### Set task 1
Extract from the passage on media sources below the portion starting with "We can play" and going on through "player.play()".
### Set task 2
Name every kind of source that the passage on media sources below identifies.
### Set task 3
According to the passage on media sources below, what is the nominal range of audio samples?

Data in the framework moves through sources. A source provides a single stream, usually random-access, of a single type of data. A source may produce its own data, retrieve it from a file, or pull and modify data from any number of other sources. Sources can also be used multiple times in a filter graph.
There are six kinds of sources: video, audio, presentation clock, frame function, codec packet, and coded image.
One of the simplest types of sources is the audio source, which produce blocks of
floating-point audio samples as audio frames. Audio sources are random-access, meaning
they can produce any part of their stream at any time. They can also contain any
number of audio channels. In Python, audio sources are represented by the
:class:~.AudioSource class.
Audio data isn't complicated. Audio is indexed by samples (not time), and each sample is a floating-point number. Samples are nominally in the range [-1.0, 1.0], with silence at 0.0, but can extend outside this range during processing. Samples outside this range may be clipped during playback or while writing to a file.
We can play back a simple stereo audio source with :class:~.AlsaPlayer::
from fluggo.media.alsa import AlsaPlayer
player = AlsaPlayer(rate=48000, channels=2, source=my_source)
player.play()
.. digraph:: foo2
rankdir="LR";
node [shape=box]; src1 [label="my_source (AudioSource)"]; alsa [label="AlsaPlayer"];
src1->alsa;
Note that we have to tell :class:~.AlsaPlayer the correct sample rate and number
of channels; it doesn't know or care about the sample rate or channel count of
my_source. :class:~.AlsaPlayer only asks my_source for data and plays it back
at the given rate.
Note also that giving the wrong rate isn't a crime: it will just speed up or slow
down playback. The same goes for channels; setting channels=1 will just play
the first channel of my_source. If you ask for too many channels, my_source
(and any other :class:~.AudioSource) will just fill the extra channels with
silence. In this way, the framework is forgiving, but will only do exactly what
you ask.
Lastly, :class:~.AlsaPlayer will happily play the sound at half speed (player.play(Fraction(1, 2))),
double speed (player.play(2)), and backwards (player.play(-1)). The random-access
nature of audio sources makes this possible.
Video sources produce floating-point images, one at a time, as video frames.
Many other media libraries put a lot of emphasis on video formats, which are meant to describe the many ways of encoding video (such as frame size, frame rate, bit depth, color system, subsampling, transfer function, pulldown, interlacing). This can make working with filter chains difficult; when mixing two videos with different frame rates, what should be the result? And how much work will the filter writer have to do to accomodate the special cases?

### Raw data

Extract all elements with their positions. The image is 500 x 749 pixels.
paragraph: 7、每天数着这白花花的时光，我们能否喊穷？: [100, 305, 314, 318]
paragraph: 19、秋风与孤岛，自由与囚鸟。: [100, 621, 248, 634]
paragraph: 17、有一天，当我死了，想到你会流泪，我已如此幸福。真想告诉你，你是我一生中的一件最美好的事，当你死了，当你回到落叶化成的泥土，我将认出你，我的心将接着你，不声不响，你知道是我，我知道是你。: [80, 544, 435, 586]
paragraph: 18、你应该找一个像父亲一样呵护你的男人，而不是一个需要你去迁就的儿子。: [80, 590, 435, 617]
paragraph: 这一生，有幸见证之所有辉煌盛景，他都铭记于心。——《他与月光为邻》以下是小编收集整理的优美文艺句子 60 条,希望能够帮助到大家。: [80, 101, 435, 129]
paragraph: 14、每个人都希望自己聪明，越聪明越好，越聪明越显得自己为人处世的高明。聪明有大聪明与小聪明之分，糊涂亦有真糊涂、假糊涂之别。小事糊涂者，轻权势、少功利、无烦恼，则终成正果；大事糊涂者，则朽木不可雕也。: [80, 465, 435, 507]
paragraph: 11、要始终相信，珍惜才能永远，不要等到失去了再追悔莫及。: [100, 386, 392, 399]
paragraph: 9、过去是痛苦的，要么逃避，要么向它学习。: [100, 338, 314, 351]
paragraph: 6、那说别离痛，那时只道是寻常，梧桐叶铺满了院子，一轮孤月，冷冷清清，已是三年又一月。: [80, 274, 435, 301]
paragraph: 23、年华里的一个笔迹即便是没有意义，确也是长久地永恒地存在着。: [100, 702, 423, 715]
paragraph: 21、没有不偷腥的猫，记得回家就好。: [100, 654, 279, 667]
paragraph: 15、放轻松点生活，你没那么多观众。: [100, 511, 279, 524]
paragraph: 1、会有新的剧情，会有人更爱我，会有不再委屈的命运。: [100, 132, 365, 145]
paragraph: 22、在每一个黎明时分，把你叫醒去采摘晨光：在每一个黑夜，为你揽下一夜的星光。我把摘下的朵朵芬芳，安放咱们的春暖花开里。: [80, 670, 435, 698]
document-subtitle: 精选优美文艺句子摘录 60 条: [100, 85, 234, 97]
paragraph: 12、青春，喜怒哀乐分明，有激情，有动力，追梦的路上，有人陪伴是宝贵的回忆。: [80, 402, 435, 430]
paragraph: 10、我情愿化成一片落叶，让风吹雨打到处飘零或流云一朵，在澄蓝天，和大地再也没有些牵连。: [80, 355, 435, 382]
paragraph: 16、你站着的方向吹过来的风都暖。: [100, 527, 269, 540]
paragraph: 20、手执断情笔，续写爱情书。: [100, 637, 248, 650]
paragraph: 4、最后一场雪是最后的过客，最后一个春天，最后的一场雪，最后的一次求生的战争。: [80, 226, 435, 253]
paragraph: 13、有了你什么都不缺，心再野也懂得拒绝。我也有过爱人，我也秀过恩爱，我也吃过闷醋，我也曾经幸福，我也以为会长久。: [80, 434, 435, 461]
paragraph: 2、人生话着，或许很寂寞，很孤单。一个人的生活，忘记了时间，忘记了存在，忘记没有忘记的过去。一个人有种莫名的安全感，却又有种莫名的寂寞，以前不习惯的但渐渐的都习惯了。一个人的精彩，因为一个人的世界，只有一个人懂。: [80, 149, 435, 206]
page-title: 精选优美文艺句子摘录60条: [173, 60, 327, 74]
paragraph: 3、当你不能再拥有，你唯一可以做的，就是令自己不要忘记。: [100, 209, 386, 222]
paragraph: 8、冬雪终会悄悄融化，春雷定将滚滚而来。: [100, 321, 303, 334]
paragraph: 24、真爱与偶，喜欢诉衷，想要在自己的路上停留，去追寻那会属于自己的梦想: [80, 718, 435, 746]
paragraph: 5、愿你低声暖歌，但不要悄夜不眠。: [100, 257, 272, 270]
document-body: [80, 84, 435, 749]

### Expected output 1
We can play back a simple stereo audio source with :class:~.AlsaPlayer::
from fluggo.media.alsa import AlsaPlayer
player = AlsaPlayer(rate=48000, channels=2, source=my_source)
player.play()

### Expected output 2
video, audio, presentation clock, frame function, codec packet, coded image

### Expected output 3
[-1.0, 1.0], with silence at 0.0